PROBLEM DESCRIPTION: Continue the reader comments below on gaming as a busy adult, beginning after the final sentence of the last comment.

SELECTED EXTRACT:
—————

3 thoughts on “Gaming and the Busy Adult”

  1. Great article Hunter.

    We’ve had the same gaming group for getting on 30 years now and lost one of our old crew to a heart attack a couple of years ago, it’s tough for anyone new to fit into new groups but the advice here is absolutely spot on. ‘There’s fun to be had in all types of games’ as you rightly say.


  2. On thing to keep in mind is that having kids is not always a detriment to playing. If you find other parents who want to play then a playdate for the adults can also be aplay date for the kids. And who doesn’t love it when the kids play so hard they pass out a little early for the night?

  3. One important factor to consider: when you join an established group, be prepared to accept that you may well be a second-class citizen for a while until the new group dynamic stabilizes. Sometimes, that new dynamic never comes into being. When you realize that you’re not gelling with the new crew, it’s probably a good idea to withdraw.

—————

INFORMATION PROVIDED:
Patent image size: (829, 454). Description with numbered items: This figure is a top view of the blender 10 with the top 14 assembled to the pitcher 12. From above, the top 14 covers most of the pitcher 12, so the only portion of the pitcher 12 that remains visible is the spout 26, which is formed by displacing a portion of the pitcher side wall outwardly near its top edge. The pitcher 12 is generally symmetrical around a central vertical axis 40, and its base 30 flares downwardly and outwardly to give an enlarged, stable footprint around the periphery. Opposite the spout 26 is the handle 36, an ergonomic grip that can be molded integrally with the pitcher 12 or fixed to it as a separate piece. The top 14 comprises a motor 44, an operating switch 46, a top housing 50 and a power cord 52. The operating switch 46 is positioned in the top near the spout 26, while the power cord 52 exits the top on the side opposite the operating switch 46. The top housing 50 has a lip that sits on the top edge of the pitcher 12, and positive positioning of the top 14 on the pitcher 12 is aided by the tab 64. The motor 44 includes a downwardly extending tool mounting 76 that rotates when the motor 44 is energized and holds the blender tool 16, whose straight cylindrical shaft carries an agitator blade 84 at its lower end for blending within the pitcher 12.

—————

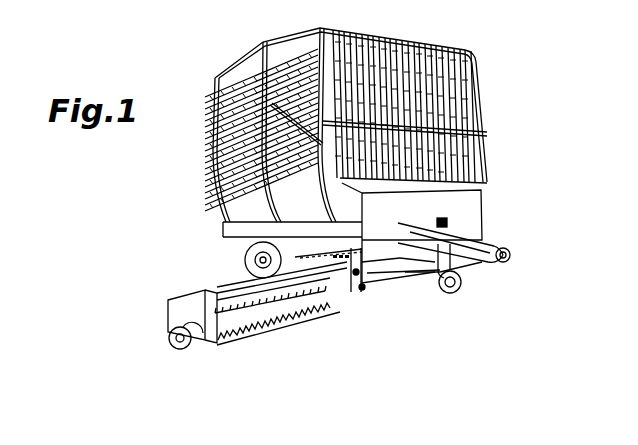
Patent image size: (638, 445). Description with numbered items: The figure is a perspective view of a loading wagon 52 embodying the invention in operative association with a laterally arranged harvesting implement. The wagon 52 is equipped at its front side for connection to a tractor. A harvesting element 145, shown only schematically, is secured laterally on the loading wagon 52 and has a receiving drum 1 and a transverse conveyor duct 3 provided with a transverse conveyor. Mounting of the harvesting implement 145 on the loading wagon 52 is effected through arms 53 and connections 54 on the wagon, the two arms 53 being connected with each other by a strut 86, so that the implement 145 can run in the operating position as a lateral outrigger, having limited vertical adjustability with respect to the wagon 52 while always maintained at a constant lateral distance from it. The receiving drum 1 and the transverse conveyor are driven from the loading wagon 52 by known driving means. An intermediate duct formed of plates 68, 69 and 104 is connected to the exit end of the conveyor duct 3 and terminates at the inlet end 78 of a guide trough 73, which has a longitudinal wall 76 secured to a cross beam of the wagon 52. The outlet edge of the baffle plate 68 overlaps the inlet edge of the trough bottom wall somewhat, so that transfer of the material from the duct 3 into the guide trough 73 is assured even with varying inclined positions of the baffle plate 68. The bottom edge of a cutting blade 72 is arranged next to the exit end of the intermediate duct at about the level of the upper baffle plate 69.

—————

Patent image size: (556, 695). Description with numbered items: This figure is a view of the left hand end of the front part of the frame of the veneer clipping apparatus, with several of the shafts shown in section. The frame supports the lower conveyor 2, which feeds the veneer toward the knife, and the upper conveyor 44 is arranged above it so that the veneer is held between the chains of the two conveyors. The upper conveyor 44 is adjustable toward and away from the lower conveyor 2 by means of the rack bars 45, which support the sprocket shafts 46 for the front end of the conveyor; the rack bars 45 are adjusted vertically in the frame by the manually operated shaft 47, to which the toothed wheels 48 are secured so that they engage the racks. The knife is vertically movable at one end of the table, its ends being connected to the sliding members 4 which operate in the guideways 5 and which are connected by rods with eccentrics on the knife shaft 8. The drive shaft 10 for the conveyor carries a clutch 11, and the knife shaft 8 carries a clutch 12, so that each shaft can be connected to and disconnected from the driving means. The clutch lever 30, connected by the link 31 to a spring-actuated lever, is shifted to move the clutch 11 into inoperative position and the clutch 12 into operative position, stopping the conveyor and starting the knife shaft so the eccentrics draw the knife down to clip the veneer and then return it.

—————

FINAL ANSWER:
    As a practical example, I met a DM in my local game store and was invited to join his regular group – lads that had been playing together for twenty years. After a few sessions, I realized that the other two ‘new lads’ and I weren’t treated as equals. Our PCs weren’t integrated into long-term plots. Our abilities were nerfed by the DM to ensure that we’d never ‘outshine’ the main characters. The loot was always PC-specific, and unusable by anyone but the original players’ PCs, etc. There were other factors that made it a less-than-ideal gaming experience (e.g., bizarre house rules, the DM ‘playing’ his own PC, etc.), but it was the steadfast refusal from the regulars to treat anyone new as a peer that broke the group apart.

    I’m not looking to discourage anyone; only to point out that new groups tend to be hit-and-miss (and not in the THAC0 sense). It’s always a little rough to integrate with a new crew, but don’t invest more than 5 or 6 sessions with a group where you don’t feel welcomed. Ask for a a glorious in-game death, thank everyone for the opportunity, and then try another group.

    As a working adult, your free time is precious. If you’re not truly welcome in a gaming group, don’t feel obligated to keep trudging along as the unwanted squire in the back-ranks just for the sake of being in a game. There are always better, more friendly groups out there.

    Best of luck.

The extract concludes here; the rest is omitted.